[start Excerpted records]

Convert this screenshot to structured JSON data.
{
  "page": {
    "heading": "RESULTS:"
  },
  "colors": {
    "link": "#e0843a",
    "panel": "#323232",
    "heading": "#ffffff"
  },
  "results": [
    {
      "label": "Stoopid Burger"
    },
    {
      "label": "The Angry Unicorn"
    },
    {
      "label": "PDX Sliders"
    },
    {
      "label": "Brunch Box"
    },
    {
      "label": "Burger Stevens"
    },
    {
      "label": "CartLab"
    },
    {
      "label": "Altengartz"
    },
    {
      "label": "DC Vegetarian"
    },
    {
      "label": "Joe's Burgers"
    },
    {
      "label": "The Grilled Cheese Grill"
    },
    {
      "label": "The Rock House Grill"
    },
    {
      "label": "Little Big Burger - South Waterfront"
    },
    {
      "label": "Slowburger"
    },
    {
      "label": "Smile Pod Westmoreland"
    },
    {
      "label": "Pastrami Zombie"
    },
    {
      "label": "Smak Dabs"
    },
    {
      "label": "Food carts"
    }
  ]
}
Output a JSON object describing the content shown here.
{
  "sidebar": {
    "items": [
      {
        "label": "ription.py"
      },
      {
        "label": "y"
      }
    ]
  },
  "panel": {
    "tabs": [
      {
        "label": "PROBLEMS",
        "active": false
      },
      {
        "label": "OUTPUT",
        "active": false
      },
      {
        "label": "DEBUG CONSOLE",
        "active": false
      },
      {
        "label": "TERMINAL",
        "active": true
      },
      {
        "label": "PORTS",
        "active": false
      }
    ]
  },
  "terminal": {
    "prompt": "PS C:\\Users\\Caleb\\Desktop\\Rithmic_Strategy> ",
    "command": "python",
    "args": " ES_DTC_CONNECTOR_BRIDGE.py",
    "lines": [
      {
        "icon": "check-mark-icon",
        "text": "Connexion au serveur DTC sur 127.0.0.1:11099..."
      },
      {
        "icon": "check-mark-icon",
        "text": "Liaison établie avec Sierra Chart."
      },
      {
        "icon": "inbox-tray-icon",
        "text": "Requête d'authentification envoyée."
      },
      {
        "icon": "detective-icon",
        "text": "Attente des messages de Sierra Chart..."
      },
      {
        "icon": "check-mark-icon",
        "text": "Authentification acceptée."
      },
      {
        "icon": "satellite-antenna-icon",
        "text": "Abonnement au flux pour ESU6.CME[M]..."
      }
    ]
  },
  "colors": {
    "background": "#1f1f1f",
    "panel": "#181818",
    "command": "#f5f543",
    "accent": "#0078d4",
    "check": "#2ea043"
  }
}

[end Excerpted records]

Directions for this task:
Write out the entire listing exactly.

Exercise answer:
Convert this screenshot to structured JSON data.
{
  "page": {
    "heading": "RESULTS:"
  },
  "colors": {
    "link": "#e0843a",
    "panel": "#323232",
    "heading": "#ffffff"
  },
  "results": [
    {
      "label": "Stoopid Burger"
    },
    {
      "label": "The Angry Unicorn"
    },
    {
      "label": "PDX Sliders"
    },
    {
      "label": "Brunch Box"
    },
    {
      "label": "Burger Stevens"
    },
    {
      "label": "CartLab"
    },
    {
      "label": "Altengartz"
    },
    {
      "label": "DC Vegetarian"
    },
    {
      "label": "Joe's Burgers"
    },
    {
      "label": "The Grilled Cheese Grill"
    },
    {
      "label": "The Rock House Grill"
    },
    {
      "label": "Little Big Burger - South Waterfront"
    },
    {
      "label": "Slowburger"
    },
    {
      "label": "Smile Pod Westmoreland"
    },
    {
      "label": "Pastrami Zombie"
    },
    {
      "label": "Smak Dabs"
    },
    {
      "label": "Food carts"
    }
  ]
}
Output a JSON object describing the content shown here.
{
  "sidebar": {
    "items": [
      {
        "label": "ription.py"
      },
      {
        "label": "y"
      }
    ]
  },
  "panel": {
    "tabs": [
      {
        "label": "PROBLEMS",
        "active": false
      },
      {
        "label": "OUTPUT",
        "active": false
      },
      {
        "label": "DEBUG CONSOLE",
        "active": false
      },
      {
        "label": "TERMINAL",
        "active": true
      },
      {
        "label": "PORTS",
        "active": false
      }
    ]
  },
  "terminal": {
    "prompt": "PS C:\\Users\\Caleb\\Desktop\\Rithmic_Strategy> ",
    "command": "python",
    "args": " ES_DTC_CONNECTOR_BRIDGE.py",
    "lines": [
      {
        "icon": "check-mark-icon",
        "text": "Connexion au serveur DTC sur 127.0.0.1:11099..."
      },
      {
        "icon": "check-mark-icon",
        "text": "Liaison établie avec Sierra Chart."
      },
      {
        "icon": "inbox-tray-icon",
        "text": "Requête d'authentification envoyée."
      },
      {
        "icon": "detective-icon",
        "text": "Attente des messages de Sierra Chart..."
      },
      {
        "icon": "check-mark-icon",
        "text": "Authentification acceptée."
      },
      {
        "icon": "satellite-antenna-icon",
        "text": "Abonnement au flux pour ESU6.CME[M]..."
      }
    ]
  },
  "colors": {
    "background": "#1f1f1f",
    "panel": "#181818",
    "command": "#f5f543",
    "accent": "#0078d4",
    "check": "#2ea043"
  }
}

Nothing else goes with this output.